» **What the task asks**
Among the entries that follow, tally the lines with the string "kgCm". Give no more than the number.

==============================

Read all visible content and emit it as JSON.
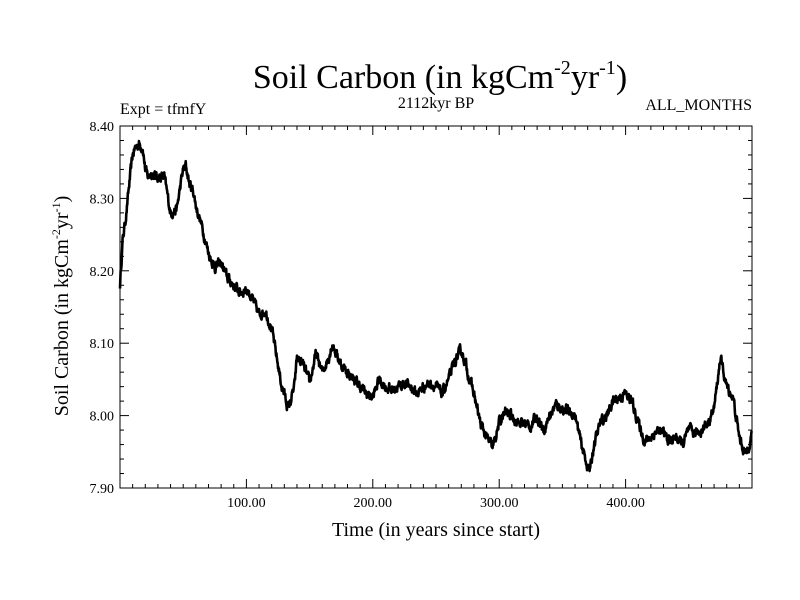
{
  "chart_data": {
    "type": "line",
    "title_main": "Soil Carbon (in kgCm",
    "title_exp1": "-2",
    "title_mid": "yr",
    "title_exp2": "-1",
    "title_end": ")",
    "expt": "Expt = tfmfY",
    "subtitle": "2112kyr BP",
    "months": "ALL_MONTHS",
    "xlabel": "Time (in years since start)",
    "ylabel_main": "Soil Carbon (in kgCm",
    "ylabel_exp1": "-2",
    "ylabel_mid": "yr",
    "ylabel_exp2": "-1",
    "ylabel_end": ")",
    "xlim": [
      0,
      500
    ],
    "ylim": [
      7.9,
      8.4
    ],
    "xticks": [
      100,
      200,
      300,
      400
    ],
    "xtick_labels": [
      "100.00",
      "200.00",
      "300.00",
      "400.00"
    ],
    "yticks": [
      7.9,
      8.0,
      8.1,
      8.2,
      8.3,
      8.4
    ],
    "ytick_labels": [
      "7.90",
      "8.00",
      "8.10",
      "8.20",
      "8.30",
      "8.40"
    ],
    "line_color": "#000000",
    "series": [
      {
        "x": [
          0,
          2,
          5,
          8,
          10,
          12,
          15,
          18,
          20,
          22,
          25,
          28,
          30,
          35,
          40,
          45,
          48,
          50,
          52,
          55,
          58,
          60,
          65,
          70,
          75,
          80,
          85,
          90,
          95,
          100,
          105,
          110,
          115,
          120,
          125,
          128,
          130,
          133,
          135,
          138,
          140,
          145,
          150,
          155,
          160,
          165,
          168,
          170,
          175,
          180,
          185,
          190,
          195,
          200,
          205,
          210,
          215,
          220,
          225,
          230,
          235,
          240,
          245,
          250,
          255,
          260,
          265,
          270,
          273,
          275,
          280,
          285,
          290,
          295,
          300,
          305,
          310,
          315,
          320,
          325,
          330,
          335,
          340,
          345,
          350,
          355,
          360,
          365,
          370,
          372,
          375,
          380,
          385,
          390,
          395,
          400,
          405,
          410,
          415,
          420,
          425,
          430,
          435,
          440,
          445,
          450,
          455,
          460,
          465,
          470,
          475,
          480,
          485,
          490,
          495,
          500
        ],
        "y": [
          8.18,
          8.24,
          8.28,
          8.33,
          8.36,
          8.37,
          8.375,
          8.37,
          8.34,
          8.33,
          8.335,
          8.33,
          8.33,
          8.33,
          8.28,
          8.285,
          8.32,
          8.34,
          8.345,
          8.32,
          8.31,
          8.29,
          8.26,
          8.225,
          8.205,
          8.21,
          8.19,
          8.18,
          8.17,
          8.175,
          8.16,
          8.14,
          8.145,
          8.12,
          8.07,
          8.04,
          8.03,
          8.01,
          8.02,
          8.04,
          8.08,
          8.07,
          8.045,
          8.085,
          8.06,
          8.08,
          8.1,
          8.09,
          8.07,
          8.06,
          8.05,
          8.04,
          8.03,
          8.025,
          8.05,
          8.04,
          8.035,
          8.04,
          8.045,
          8.04,
          8.03,
          8.04,
          8.045,
          8.04,
          8.03,
          8.05,
          8.075,
          8.09,
          8.075,
          8.06,
          8.03,
          7.99,
          7.97,
          7.955,
          7.99,
          8.005,
          8.0,
          7.99,
          7.99,
          7.985,
          8.0,
          7.98,
          8.0,
          8.015,
          8.01,
          8.005,
          8.0,
          7.96,
          7.93,
          7.925,
          7.96,
          7.99,
          8.0,
          8.02,
          8.025,
          8.03,
          8.02,
          7.99,
          7.965,
          7.97,
          7.98,
          7.975,
          7.965,
          7.97,
          7.96,
          7.98,
          7.975,
          7.98,
          7.99,
          8.01,
          8.08,
          8.04,
          8.025,
          7.97,
          7.945,
          7.975
        ]
      }
    ]
  }
}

==============================

» **Exercise response**
2